_Your objective_: Write out the entries verbatim and leave the images out of the copy.

═══ Task inputs ═══

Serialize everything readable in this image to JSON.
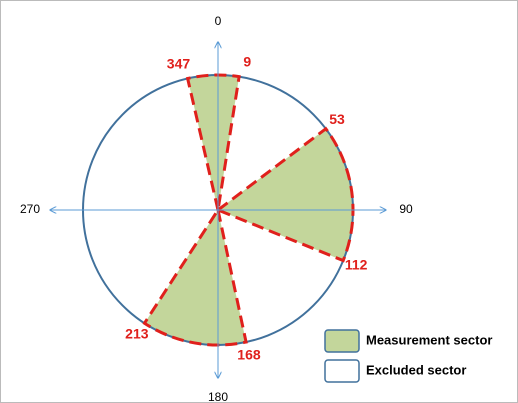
{
  "axes": [
    0,
    90,
    180,
    270
  ],
  "sectors": [
    {
      "from": 347,
      "to": 9
    },
    {
      "from": 53,
      "to": 112
    },
    {
      "from": 168,
      "to": 213
    }
  ],
  "legend": [
    {
      "label": "Measurement sector",
      "color": "#c3d69b"
    },
    {
      "label": "Excluded sector",
      "color": "#ffffff"
    }
  ]
}
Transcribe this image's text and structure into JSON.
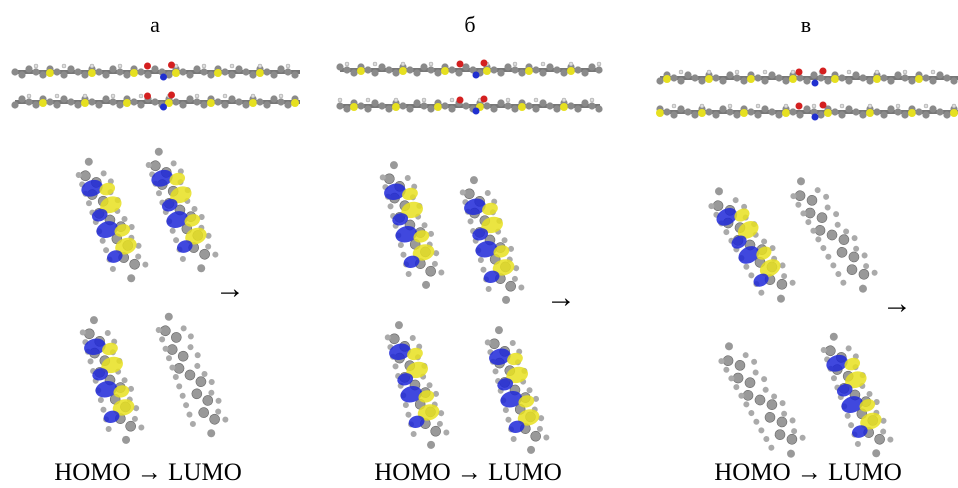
{
  "panels": [
    {
      "label": "а",
      "arrow": "→",
      "caption": "HOMO → LUMO"
    },
    {
      "label": "б",
      "arrow": "→",
      "caption": "HOMO → LUMO"
    },
    {
      "label": "в",
      "arrow": "→",
      "caption": "HOMO → LUMO"
    }
  ]
}
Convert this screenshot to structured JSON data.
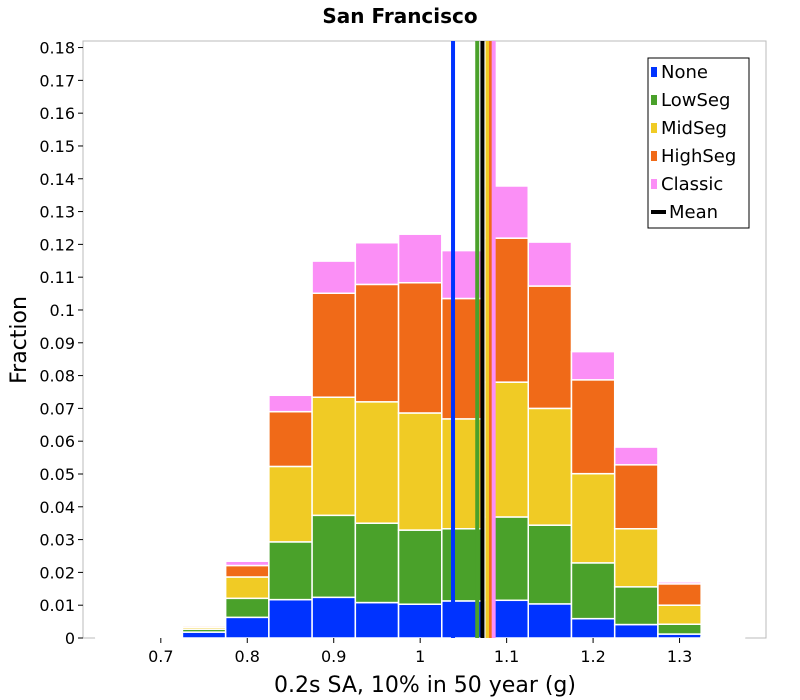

═══

_Complete output_:
Serialize everything readable in this image to JSON.
{
  "axes": [
    0,
    90,
    180,
    270
  ],
  "sectors": [
    {
      "from": 347,
      "to": 9
    },
    {
      "from": 53,
      "to": 112
    },
    {
      "from": 168,
      "to": 213
    }
  ],
  "legend": [
    {
      "label": "Measurement sector",
      "color": "#c3d69b"
    },
    {
      "label": "Excluded sector",
      "color": "#ffffff"
    }
  ]
}
Transcribe this image's text and structure into JSON.
{
  "panels": [
    {
      "label": "а",
      "arrow": "→",
      "caption": "HOMO → LUMO"
    },
    {
      "label": "б",
      "arrow": "→",
      "caption": "HOMO → LUMO"
    },
    {
      "label": "в",
      "arrow": "→",
      "caption": "HOMO → LUMO"
    }
  ]
}
Convert this screenshot to structured JSON data.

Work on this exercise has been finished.